— Task instructions —
Check every line below for the word "ومسلم" and copy each one that has it.

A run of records

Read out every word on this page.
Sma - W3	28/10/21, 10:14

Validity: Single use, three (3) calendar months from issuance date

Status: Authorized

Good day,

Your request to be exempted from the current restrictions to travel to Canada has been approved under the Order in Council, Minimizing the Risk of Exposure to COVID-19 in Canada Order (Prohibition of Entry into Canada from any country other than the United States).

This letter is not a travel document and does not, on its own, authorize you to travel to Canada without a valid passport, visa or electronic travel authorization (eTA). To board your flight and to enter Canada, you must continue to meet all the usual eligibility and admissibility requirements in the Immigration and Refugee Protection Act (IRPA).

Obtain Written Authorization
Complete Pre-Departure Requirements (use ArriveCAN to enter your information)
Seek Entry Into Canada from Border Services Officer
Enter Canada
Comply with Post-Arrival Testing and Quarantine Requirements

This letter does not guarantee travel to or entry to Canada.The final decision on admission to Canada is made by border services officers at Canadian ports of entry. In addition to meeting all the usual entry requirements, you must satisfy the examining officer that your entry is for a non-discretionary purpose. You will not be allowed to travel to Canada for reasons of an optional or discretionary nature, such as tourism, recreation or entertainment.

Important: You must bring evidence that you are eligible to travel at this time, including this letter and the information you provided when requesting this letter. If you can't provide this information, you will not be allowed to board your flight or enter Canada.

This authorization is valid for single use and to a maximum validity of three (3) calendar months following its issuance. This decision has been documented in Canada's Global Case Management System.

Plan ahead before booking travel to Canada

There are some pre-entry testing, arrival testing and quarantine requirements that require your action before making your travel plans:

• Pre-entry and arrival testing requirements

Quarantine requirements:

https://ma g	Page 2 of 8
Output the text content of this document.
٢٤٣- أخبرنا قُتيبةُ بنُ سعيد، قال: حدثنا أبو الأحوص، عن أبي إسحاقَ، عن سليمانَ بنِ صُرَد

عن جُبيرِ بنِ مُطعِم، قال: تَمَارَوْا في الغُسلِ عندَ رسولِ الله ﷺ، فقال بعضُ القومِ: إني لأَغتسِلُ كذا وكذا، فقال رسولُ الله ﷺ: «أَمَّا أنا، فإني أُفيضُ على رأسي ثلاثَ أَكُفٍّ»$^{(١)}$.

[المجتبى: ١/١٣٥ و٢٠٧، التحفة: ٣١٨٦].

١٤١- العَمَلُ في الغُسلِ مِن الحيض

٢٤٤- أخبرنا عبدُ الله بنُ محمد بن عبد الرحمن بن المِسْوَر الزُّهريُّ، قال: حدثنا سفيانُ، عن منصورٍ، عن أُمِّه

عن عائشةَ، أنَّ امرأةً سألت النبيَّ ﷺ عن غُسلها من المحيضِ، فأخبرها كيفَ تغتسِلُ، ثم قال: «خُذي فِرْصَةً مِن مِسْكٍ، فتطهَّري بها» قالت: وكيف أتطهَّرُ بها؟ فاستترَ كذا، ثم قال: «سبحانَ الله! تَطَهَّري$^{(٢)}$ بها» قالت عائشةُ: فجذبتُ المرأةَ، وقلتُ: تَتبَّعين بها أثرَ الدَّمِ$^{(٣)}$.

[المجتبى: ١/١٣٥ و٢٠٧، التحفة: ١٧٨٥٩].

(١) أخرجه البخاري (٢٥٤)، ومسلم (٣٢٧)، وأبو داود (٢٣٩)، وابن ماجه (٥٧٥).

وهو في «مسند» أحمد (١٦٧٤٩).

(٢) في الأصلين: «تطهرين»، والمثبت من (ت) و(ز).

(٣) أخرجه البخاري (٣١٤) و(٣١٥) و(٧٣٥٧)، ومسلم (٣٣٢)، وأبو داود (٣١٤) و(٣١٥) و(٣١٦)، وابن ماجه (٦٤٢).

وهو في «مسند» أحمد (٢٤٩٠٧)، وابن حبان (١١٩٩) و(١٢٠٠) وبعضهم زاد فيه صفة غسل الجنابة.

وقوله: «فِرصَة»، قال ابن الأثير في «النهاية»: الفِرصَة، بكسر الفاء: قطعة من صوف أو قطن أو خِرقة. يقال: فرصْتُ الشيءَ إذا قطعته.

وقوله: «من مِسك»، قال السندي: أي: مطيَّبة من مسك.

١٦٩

— Solution for this problem —
(١) أخرجه البخاري (٢٥٤)، ومسلم (٣٢٧)، وأبو داود (٢٣٩)، وابن ماجه (٥٧٥).
(٣) أخرجه البخاري (٣١٤) و(٣١٥) و(٧٣٥٧)، ومسلم (٣٣٢)، وأبو داود (٣١٤) و(٣١٥) و(٣١٦)، وابن ماجه (٦٤٢).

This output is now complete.